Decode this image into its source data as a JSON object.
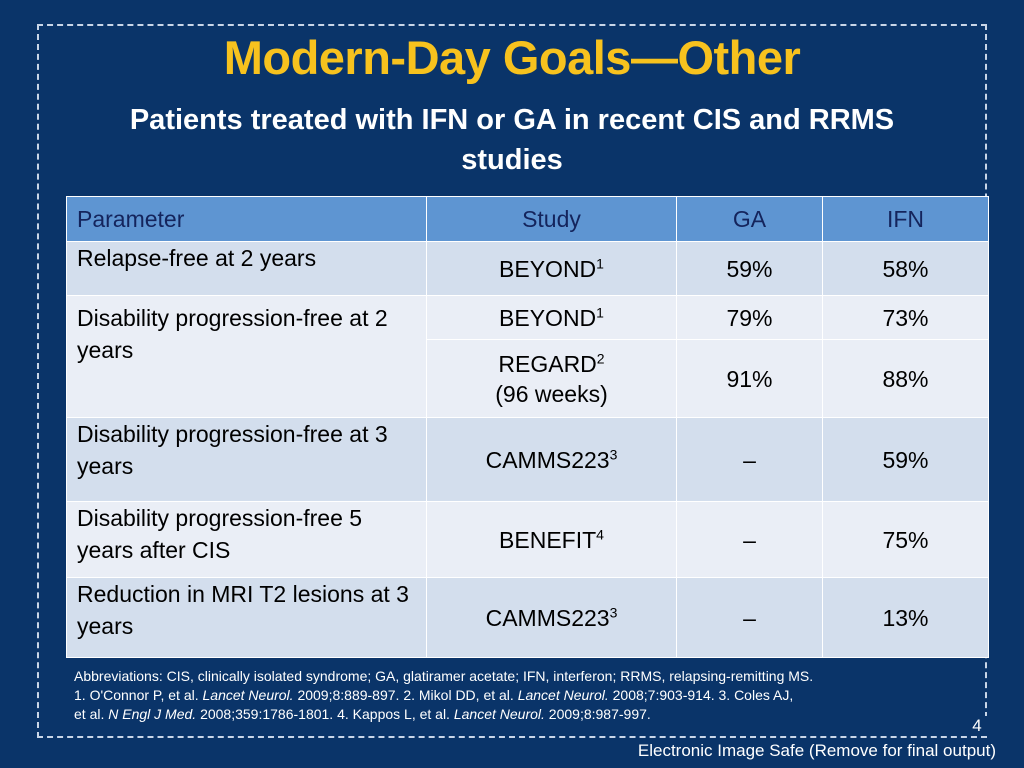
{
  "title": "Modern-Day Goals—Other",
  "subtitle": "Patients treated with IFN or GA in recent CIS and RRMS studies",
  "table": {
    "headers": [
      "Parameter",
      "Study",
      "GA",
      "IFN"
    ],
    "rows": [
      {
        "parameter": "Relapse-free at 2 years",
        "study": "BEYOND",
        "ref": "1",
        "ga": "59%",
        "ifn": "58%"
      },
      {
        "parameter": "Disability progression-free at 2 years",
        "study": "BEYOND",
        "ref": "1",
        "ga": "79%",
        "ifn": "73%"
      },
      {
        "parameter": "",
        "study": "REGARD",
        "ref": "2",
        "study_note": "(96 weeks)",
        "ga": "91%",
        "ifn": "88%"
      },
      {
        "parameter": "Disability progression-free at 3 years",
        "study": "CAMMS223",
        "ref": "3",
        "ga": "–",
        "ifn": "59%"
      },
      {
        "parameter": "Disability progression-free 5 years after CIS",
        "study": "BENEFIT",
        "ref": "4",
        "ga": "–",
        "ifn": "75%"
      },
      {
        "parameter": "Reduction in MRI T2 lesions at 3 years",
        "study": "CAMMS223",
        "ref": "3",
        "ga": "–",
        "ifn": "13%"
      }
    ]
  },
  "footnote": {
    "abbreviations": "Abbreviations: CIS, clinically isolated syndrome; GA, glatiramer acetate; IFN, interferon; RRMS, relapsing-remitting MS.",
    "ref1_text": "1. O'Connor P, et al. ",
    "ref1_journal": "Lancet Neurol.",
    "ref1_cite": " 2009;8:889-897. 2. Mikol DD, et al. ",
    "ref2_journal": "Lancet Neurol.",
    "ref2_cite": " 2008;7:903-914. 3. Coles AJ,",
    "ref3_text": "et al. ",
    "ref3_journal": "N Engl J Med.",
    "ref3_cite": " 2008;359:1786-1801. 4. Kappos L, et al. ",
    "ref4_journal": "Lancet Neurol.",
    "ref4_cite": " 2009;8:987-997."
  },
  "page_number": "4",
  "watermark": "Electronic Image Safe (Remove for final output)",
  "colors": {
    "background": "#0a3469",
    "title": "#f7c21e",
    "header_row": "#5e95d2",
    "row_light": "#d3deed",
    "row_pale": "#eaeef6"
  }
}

---

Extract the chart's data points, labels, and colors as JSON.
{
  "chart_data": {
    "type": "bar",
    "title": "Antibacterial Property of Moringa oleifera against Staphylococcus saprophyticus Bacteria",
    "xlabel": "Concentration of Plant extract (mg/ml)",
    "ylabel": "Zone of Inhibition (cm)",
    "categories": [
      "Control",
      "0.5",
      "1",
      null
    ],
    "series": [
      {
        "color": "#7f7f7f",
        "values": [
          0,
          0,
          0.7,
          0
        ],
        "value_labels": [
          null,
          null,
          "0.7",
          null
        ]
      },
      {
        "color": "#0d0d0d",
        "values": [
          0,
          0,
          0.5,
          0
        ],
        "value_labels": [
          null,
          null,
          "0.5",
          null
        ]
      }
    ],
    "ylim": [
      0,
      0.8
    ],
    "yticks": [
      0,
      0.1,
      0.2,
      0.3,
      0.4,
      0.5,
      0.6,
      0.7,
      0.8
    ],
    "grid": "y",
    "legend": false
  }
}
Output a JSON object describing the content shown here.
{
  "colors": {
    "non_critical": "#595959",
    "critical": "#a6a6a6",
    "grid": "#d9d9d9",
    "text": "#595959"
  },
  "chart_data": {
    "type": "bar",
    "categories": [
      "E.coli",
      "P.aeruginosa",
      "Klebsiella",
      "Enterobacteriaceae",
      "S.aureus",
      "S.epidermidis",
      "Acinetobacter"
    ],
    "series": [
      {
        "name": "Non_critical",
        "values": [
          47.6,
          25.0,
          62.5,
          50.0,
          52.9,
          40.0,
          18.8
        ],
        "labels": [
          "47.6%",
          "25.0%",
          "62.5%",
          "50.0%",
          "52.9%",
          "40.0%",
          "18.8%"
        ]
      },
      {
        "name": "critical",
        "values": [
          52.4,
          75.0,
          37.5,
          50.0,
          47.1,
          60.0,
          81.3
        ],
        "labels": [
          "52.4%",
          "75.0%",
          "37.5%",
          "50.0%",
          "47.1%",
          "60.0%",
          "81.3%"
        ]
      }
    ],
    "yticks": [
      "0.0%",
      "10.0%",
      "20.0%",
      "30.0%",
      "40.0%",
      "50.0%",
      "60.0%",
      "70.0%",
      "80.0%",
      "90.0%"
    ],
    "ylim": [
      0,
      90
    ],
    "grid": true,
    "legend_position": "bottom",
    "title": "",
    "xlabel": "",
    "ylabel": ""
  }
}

:: Task brief ::
Please find every line in the listing that holds the string "xlabel" and copy it.

:: Finished task ::
    "xlabel": "Concentration of Plant extract (mg/ml)",
    "xlabel": "",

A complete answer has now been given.